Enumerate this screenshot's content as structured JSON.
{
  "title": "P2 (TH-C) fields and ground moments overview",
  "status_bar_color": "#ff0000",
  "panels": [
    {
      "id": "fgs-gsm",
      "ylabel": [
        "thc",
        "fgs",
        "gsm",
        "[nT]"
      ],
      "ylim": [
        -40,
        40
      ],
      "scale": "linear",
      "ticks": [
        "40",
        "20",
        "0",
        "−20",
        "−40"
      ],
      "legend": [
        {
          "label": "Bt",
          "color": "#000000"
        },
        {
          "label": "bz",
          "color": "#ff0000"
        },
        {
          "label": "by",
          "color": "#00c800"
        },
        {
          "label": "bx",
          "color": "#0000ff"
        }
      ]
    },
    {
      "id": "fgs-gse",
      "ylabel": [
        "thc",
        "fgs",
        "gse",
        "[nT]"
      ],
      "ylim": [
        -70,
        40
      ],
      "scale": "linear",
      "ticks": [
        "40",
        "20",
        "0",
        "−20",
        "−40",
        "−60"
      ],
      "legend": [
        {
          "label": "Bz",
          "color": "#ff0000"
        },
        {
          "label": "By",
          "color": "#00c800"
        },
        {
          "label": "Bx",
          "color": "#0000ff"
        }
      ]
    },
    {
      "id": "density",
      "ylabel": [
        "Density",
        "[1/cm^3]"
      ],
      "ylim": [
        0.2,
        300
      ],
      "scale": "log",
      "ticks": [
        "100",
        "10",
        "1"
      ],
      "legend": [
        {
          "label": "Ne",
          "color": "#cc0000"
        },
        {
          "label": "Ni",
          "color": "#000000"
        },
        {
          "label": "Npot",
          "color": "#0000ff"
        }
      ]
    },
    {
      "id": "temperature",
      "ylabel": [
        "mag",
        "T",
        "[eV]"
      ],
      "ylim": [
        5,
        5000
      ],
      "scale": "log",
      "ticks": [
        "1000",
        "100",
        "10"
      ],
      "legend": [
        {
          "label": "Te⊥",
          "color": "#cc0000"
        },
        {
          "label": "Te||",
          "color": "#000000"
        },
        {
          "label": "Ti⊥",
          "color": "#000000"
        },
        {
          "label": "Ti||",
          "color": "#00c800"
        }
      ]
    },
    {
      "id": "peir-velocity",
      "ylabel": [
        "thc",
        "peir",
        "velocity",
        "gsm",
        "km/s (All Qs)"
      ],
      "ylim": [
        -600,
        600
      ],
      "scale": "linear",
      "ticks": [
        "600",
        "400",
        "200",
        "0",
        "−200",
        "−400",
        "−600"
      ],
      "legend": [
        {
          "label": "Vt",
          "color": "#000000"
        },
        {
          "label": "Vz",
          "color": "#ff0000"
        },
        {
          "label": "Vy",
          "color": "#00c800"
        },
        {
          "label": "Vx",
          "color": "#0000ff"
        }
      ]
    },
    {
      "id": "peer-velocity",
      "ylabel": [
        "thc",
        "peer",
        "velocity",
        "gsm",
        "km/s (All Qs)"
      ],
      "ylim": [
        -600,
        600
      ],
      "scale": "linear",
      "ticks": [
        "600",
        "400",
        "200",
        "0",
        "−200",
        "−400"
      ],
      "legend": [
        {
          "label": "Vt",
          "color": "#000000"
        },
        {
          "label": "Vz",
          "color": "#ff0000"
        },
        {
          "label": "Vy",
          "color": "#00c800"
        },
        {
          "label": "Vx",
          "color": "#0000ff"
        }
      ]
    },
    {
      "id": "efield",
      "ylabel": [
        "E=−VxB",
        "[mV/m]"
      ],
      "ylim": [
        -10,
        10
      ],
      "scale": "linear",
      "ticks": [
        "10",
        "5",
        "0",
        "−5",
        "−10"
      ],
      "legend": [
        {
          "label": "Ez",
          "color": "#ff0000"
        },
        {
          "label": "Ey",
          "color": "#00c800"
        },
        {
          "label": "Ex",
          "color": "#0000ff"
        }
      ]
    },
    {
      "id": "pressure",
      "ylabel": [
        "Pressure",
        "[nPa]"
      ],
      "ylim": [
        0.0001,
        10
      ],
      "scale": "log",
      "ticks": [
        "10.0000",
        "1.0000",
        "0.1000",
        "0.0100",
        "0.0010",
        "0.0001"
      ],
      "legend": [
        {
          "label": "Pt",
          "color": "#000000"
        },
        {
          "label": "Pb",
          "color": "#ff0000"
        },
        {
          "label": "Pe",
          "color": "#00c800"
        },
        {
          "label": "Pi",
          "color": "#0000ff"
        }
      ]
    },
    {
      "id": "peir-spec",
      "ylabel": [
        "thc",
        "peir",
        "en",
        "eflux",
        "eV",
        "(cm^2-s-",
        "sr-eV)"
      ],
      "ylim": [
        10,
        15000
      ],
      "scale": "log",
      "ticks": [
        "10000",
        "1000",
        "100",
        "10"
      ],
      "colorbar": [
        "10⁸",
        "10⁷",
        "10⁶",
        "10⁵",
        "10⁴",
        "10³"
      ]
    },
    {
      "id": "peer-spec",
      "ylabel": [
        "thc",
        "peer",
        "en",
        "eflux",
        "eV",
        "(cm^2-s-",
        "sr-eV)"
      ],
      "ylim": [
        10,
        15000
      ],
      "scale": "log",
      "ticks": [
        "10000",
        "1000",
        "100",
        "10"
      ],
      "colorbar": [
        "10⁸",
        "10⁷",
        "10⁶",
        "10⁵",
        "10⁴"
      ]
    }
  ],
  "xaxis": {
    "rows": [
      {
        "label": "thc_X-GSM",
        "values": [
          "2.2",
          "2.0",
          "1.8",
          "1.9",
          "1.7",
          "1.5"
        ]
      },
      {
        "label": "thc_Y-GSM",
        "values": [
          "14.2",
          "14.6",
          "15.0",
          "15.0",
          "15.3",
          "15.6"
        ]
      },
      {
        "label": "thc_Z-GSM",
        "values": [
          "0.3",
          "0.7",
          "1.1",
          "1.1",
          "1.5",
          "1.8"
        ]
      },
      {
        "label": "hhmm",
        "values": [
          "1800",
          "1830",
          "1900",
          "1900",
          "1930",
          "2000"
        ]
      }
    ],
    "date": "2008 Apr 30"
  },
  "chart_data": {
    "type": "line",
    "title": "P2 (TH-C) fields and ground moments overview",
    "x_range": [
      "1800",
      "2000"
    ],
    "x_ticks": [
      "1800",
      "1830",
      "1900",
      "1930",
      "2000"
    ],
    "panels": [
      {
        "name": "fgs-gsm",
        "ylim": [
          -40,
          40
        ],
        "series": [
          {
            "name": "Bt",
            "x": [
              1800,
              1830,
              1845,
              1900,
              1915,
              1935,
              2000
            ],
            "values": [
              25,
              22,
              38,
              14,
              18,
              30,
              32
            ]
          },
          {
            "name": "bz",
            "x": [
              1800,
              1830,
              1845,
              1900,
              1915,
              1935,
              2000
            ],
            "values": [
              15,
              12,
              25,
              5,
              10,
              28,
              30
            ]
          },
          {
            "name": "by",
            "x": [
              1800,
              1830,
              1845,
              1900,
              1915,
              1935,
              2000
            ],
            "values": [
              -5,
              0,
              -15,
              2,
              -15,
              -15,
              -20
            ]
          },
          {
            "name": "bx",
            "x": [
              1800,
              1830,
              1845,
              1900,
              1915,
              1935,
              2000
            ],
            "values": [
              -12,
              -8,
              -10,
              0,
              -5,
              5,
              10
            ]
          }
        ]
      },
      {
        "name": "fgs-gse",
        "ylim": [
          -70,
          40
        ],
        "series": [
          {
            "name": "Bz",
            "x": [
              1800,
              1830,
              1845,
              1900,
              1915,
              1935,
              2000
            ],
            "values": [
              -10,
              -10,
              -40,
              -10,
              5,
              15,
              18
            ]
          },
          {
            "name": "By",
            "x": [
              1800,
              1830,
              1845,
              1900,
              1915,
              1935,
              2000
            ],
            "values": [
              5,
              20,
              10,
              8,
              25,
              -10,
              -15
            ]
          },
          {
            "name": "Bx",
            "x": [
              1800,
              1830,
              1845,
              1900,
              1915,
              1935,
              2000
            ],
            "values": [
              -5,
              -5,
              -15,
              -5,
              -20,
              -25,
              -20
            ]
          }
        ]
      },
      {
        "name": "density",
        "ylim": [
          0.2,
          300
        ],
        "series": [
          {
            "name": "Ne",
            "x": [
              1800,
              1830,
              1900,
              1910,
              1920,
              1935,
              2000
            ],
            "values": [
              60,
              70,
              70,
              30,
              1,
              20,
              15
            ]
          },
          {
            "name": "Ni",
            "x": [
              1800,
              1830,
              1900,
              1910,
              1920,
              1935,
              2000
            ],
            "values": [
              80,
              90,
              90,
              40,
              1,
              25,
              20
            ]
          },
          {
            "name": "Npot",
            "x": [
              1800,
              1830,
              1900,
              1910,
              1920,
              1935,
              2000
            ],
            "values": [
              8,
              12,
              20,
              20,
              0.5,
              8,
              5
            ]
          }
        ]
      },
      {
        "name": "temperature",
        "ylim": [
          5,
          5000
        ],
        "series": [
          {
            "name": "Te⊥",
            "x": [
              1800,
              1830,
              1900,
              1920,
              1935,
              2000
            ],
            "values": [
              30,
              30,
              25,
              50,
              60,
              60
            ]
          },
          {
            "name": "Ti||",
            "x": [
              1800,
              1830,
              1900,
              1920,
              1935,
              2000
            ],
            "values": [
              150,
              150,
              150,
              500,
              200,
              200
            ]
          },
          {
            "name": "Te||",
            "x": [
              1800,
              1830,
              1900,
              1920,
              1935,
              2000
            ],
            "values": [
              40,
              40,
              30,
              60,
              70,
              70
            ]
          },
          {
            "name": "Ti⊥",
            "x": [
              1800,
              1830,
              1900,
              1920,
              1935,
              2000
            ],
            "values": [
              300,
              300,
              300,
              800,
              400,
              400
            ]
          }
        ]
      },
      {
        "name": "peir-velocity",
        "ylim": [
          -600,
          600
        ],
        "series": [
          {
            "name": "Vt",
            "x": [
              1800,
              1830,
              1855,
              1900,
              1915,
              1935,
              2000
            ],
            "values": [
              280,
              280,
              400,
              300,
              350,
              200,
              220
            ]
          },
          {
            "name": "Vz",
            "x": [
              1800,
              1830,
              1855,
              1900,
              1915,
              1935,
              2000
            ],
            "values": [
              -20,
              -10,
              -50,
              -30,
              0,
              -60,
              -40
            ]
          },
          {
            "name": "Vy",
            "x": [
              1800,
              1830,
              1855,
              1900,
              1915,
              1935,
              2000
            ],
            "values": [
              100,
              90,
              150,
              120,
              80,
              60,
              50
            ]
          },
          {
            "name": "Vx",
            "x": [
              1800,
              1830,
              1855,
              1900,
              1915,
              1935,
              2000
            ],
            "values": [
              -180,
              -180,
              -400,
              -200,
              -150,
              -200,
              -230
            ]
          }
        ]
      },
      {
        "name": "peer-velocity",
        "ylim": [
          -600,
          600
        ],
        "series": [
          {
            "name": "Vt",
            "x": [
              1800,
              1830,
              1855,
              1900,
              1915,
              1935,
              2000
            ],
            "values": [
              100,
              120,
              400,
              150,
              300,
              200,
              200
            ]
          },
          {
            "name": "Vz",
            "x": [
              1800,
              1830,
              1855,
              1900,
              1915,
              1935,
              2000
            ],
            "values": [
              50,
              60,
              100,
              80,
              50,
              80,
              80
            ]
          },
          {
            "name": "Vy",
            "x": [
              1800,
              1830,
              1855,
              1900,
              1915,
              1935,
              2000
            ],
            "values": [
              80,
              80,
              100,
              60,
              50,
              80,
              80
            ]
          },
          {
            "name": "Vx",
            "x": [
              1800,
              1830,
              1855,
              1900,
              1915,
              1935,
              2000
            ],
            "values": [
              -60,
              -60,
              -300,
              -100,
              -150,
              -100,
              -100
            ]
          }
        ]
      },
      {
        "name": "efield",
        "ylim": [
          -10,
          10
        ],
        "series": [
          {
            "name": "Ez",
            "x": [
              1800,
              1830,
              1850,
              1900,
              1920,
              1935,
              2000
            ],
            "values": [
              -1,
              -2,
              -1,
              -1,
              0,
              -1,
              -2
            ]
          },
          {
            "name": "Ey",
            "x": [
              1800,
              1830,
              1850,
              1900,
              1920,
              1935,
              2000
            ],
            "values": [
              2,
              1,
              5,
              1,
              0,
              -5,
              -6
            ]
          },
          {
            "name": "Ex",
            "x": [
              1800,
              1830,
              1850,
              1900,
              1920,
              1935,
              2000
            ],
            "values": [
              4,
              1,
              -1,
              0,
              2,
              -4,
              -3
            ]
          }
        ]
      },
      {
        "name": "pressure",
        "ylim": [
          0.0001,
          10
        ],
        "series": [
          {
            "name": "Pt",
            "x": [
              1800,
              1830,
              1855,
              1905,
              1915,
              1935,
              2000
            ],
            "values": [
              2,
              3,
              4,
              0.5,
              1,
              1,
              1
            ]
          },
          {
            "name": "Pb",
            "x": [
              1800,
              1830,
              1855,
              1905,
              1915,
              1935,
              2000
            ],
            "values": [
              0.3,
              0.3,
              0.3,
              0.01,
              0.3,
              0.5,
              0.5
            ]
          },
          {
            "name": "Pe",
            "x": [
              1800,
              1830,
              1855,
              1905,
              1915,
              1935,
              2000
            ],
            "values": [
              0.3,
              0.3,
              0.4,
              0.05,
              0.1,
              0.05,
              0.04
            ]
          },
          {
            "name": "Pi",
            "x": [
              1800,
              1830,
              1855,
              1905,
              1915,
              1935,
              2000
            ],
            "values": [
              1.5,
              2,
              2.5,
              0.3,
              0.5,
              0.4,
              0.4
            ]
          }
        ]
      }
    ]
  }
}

# Do this:
From the listing above, pick out each line where the word "fields" appears.

# Output for this task:
  "title": "P2 (TH-C) fields and ground moments overview",
    "title": "P2 (TH-C) fields and ground moments overview",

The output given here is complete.